Start

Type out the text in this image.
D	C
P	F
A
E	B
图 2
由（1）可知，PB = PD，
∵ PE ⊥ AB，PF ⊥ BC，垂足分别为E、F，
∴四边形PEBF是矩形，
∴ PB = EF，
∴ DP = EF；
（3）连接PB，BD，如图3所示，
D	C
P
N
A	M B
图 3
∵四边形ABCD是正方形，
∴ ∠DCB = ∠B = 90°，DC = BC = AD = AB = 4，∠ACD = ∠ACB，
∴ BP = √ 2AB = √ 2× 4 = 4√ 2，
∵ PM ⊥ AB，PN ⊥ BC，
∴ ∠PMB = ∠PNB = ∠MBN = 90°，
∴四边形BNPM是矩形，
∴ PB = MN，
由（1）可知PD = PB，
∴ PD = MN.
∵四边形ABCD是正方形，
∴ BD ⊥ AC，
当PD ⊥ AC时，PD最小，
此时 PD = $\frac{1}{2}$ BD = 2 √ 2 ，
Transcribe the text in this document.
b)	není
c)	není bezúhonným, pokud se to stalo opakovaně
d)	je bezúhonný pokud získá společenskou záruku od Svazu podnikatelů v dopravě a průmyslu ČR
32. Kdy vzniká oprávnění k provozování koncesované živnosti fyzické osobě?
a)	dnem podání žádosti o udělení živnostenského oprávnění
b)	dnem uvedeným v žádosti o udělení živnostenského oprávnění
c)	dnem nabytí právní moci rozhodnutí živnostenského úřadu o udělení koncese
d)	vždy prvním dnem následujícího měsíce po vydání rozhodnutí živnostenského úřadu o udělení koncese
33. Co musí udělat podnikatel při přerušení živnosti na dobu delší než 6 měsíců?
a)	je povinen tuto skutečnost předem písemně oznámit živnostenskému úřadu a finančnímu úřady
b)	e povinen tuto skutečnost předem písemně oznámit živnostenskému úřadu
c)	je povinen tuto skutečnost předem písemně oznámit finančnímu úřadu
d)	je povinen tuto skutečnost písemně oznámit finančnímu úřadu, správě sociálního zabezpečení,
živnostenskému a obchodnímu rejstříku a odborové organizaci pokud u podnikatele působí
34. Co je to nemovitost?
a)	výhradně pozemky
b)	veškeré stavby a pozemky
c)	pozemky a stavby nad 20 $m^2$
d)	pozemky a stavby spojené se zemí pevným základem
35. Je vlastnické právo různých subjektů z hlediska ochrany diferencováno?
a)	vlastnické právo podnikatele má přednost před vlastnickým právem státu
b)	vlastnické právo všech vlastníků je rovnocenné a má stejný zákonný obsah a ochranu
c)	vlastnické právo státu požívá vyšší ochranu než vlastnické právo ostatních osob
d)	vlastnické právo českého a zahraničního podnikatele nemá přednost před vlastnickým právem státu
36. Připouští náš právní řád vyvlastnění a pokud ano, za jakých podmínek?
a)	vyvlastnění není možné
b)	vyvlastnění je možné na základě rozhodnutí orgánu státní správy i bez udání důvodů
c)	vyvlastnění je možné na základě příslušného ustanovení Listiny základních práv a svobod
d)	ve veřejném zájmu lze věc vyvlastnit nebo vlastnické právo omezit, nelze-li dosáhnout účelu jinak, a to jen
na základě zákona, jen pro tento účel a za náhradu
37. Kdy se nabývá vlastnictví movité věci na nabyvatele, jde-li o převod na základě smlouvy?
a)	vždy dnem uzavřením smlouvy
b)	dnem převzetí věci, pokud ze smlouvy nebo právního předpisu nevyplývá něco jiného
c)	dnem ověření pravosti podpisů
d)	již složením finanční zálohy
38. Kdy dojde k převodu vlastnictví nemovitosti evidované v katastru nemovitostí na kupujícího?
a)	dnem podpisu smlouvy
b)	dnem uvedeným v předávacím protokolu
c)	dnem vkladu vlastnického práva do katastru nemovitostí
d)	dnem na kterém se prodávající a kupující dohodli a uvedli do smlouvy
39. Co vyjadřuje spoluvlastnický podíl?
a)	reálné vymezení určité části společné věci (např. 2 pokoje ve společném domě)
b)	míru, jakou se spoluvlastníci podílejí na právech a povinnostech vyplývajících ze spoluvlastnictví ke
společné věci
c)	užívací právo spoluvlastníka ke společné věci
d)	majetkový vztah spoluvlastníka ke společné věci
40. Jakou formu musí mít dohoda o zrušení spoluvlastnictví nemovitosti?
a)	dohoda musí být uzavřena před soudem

End

**OBJECTIVE:** Pick out the lines above that hold the string "pozemky" and show them.

**CORRECT RESULT:**
a)	výhradně pozemky
b)	veškeré stavby a pozemky
c)	pozemky a stavby nad 20 $m^2$
d)	pozemky a stavby spojené se zemí pevným základem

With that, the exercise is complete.